▶ _Request_
Copy out the line containing "What does this" and each line after it, through the last one in the material, exactly as written.

[Dataset entries]
_ _ _ _ _ _ _

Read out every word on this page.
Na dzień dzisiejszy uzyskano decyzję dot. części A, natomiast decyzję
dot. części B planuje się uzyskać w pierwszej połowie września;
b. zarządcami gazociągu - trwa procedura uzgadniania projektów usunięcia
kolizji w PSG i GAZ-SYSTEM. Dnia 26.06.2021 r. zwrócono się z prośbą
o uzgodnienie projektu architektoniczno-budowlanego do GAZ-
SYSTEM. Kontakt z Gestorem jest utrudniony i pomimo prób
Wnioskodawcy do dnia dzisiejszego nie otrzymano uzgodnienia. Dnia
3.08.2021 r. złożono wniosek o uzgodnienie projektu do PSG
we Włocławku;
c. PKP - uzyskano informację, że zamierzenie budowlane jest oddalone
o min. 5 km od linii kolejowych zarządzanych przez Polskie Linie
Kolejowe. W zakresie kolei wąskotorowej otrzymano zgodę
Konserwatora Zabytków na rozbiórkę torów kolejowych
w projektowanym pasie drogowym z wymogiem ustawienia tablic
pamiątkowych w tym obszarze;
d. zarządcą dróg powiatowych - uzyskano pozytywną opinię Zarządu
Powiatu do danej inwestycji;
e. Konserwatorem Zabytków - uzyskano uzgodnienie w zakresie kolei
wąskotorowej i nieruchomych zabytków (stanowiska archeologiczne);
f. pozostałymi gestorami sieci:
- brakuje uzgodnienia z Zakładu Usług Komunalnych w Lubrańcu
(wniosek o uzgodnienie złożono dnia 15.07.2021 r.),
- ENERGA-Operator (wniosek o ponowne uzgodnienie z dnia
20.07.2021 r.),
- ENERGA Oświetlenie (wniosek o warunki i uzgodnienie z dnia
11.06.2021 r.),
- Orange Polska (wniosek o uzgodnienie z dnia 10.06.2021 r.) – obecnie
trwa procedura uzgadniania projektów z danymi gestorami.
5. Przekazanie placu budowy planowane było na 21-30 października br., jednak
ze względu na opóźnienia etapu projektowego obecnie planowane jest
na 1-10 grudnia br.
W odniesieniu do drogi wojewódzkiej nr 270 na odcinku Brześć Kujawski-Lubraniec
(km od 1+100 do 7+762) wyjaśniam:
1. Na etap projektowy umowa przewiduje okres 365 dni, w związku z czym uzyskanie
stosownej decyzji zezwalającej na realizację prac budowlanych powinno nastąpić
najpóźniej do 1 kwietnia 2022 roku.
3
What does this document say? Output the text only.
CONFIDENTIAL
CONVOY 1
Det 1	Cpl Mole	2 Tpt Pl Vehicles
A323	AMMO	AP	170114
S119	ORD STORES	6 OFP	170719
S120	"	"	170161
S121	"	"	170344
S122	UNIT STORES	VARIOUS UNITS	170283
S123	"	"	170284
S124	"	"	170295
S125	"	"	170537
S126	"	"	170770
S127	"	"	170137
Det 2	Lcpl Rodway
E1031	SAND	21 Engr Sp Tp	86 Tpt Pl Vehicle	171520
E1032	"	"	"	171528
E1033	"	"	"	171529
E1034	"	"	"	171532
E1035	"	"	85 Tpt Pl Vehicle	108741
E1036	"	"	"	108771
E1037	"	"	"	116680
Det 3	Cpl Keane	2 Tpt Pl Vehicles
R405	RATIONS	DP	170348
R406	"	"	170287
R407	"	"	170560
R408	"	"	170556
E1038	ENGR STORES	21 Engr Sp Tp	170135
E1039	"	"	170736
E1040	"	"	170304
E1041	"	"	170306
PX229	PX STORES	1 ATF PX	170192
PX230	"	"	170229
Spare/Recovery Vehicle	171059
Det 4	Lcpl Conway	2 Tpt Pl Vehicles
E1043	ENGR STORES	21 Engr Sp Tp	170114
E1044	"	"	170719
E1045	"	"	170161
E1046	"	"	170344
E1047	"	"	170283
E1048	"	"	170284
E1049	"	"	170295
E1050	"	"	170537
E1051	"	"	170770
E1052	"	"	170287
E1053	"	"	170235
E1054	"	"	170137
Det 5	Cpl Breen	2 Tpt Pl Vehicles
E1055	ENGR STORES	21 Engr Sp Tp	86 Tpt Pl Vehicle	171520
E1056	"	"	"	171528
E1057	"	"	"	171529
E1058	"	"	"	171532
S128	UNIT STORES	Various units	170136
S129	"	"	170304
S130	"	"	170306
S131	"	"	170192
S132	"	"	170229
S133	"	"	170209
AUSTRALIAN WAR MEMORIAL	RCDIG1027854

_ _ _ _ _ _ _

▶ _Answer for the task_
What does this document say? Output the text only.
CONFIDENTIAL
CONVOY 1
Det 1	Cpl Mole	2 Tpt Pl Vehicles
A323	AMMO	AP	170114
S119	ORD STORES	6 OFP	170719
S120	"	"	170161
S121	"	"	170344
S122	UNIT STORES	VARIOUS UNITS	170283
S123	"	"	170284
S124	"	"	170295
S125	"	"	170537
S126	"	"	170770
S127	"	"	170137
Det 2	Lcpl Rodway
E1031	SAND	21 Engr Sp Tp	86 Tpt Pl Vehicle	171520
E1032	"	"	"	171528
E1033	"	"	"	171529
E1034	"	"	"	171532
E1035	"	"	85 Tpt Pl Vehicle	108741
E1036	"	"	"	108771
E1037	"	"	"	116680
Det 3	Cpl Keane	2 Tpt Pl Vehicles
R405	RATIONS	DP	170348
R406	"	"	170287
R407	"	"	170560
R408	"	"	170556
E1038	ENGR STORES	21 Engr Sp Tp	170135
E1039	"	"	170736
E1040	"	"	170304
E1041	"	"	170306
PX229	PX STORES	1 ATF PX	170192
PX230	"	"	170229
Spare/Recovery Vehicle	171059
Det 4	Lcpl Conway	2 Tpt Pl Vehicles
E1043	ENGR STORES	21 Engr Sp Tp	170114
E1044	"	"	170719
E1045	"	"	170161
E1046	"	"	170344
E1047	"	"	170283
E1048	"	"	170284
E1049	"	"	170295
E1050	"	"	170537
E1051	"	"	170770
E1052	"	"	170287
E1053	"	"	170235
E1054	"	"	170137
Det 5	Cpl Breen	2 Tpt Pl Vehicles
E1055	ENGR STORES	21 Engr Sp Tp	86 Tpt Pl Vehicle	171520
E1056	"	"	"	171528
E1057	"	"	"	171529
E1058	"	"	"	171532
S128	UNIT STORES	Various units	170136
S129	"	"	170304
S130	"	"	170306
S131	"	"	170192
S132	"	"	170229
S133	"	"	170209
AUSTRALIAN WAR MEMORIAL	RCDIG1027854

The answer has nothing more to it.